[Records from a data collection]

================

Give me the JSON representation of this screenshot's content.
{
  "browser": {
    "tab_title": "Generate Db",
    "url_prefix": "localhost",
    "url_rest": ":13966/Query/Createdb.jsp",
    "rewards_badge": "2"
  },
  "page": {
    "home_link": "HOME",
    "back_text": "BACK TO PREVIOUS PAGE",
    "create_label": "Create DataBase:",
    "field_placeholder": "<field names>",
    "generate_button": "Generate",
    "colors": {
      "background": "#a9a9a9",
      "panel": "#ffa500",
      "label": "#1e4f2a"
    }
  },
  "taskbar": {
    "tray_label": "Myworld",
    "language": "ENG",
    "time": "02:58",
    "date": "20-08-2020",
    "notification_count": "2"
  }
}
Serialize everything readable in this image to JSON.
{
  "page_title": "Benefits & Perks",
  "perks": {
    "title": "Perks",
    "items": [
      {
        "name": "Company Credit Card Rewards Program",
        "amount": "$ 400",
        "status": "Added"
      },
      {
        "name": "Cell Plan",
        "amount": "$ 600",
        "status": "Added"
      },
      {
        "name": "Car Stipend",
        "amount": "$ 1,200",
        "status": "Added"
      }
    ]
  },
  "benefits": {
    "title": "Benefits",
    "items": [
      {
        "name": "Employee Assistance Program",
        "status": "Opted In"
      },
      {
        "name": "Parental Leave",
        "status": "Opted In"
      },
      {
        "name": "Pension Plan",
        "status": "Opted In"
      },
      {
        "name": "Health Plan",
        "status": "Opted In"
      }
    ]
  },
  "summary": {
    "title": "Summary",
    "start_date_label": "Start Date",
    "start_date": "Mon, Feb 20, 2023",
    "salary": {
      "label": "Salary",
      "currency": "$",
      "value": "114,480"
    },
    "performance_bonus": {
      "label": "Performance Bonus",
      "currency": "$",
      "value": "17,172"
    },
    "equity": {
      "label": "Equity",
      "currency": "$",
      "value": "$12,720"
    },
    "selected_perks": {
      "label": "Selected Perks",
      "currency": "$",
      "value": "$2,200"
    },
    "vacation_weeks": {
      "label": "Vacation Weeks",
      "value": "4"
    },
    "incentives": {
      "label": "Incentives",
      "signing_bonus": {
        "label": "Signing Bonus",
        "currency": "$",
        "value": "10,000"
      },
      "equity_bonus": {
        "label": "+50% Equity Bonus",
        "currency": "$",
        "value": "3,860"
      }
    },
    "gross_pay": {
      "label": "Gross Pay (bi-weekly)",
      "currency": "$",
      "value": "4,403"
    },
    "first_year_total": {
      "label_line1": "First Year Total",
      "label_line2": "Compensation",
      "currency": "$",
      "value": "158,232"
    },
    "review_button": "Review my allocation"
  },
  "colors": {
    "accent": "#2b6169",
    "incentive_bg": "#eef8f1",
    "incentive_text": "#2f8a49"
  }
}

================

Task to complete: Write out every line exactly as it stands.

Answer for the task:
Give me the JSON representation of this screenshot's content.
{
  "browser": {
    "tab_title": "Generate Db",
    "url_prefix": "localhost",
    "url_rest": ":13966/Query/Createdb.jsp",
    "rewards_badge": "2"
  },
  "page": {
    "home_link": "HOME",
    "back_text": "BACK TO PREVIOUS PAGE",
    "create_label": "Create DataBase:",
    "field_placeholder": "<field names>",
    "generate_button": "Generate",
    "colors": {
      "background": "#a9a9a9",
      "panel": "#ffa500",
      "label": "#1e4f2a"
    }
  },
  "taskbar": {
    "tray_label": "Myworld",
    "language": "ENG",
    "time": "02:58",
    "date": "20-08-2020",
    "notification_count": "2"
  }
}
Serialize everything readable in this image to JSON.
{
  "page_title": "Benefits & Perks",
  "perks": {
    "title": "Perks",
    "items": [
      {
        "name": "Company Credit Card Rewards Program",
        "amount": "$ 400",
        "status": "Added"
      },
      {
        "name": "Cell Plan",
        "amount": "$ 600",
        "status": "Added"
      },
      {
        "name": "Car Stipend",
        "amount": "$ 1,200",
        "status": "Added"
      }
    ]
  },
  "benefits": {
    "title": "Benefits",
    "items": [
      {
        "name": "Employee Assistance Program",
        "status": "Opted In"
      },
      {
        "name": "Parental Leave",
        "status": "Opted In"
      },
      {
        "name": "Pension Plan",
        "status": "Opted In"
      },
      {
        "name": "Health Plan",
        "status": "Opted In"
      }
    ]
  },
  "summary": {
    "title": "Summary",
    "start_date_label": "Start Date",
    "start_date": "Mon, Feb 20, 2023",
    "salary": {
      "label": "Salary",
      "currency": "$",
      "value": "114,480"
    },
    "performance_bonus": {
      "label": "Performance Bonus",
      "currency": "$",
      "value": "17,172"
    },
    "equity": {
      "label": "Equity",
      "currency": "$",
      "value": "$12,720"
    },
    "selected_perks": {
      "label": "Selected Perks",
      "currency": "$",
      "value": "$2,200"
    },
    "vacation_weeks": {
      "label": "Vacation Weeks",
      "value": "4"
    },
    "incentives": {
      "label": "Incentives",
      "signing_bonus": {
        "label": "Signing Bonus",
        "currency": "$",
        "value": "10,000"
      },
      "equity_bonus": {
        "label": "+50% Equity Bonus",
        "currency": "$",
        "value": "3,860"
      }
    },
    "gross_pay": {
      "label": "Gross Pay (bi-weekly)",
      "currency": "$",
      "value": "4,403"
    },
    "first_year_total": {
      "label_line1": "First Year Total",
      "label_line2": "Compensation",
      "currency": "$",
      "value": "158,232"
    },
    "review_button": "Review my allocation"
  },
  "colors": {
    "accent": "#2b6169",
    "incentive_bg": "#eef8f1",
    "incentive_text": "#2f8a49"
  }
}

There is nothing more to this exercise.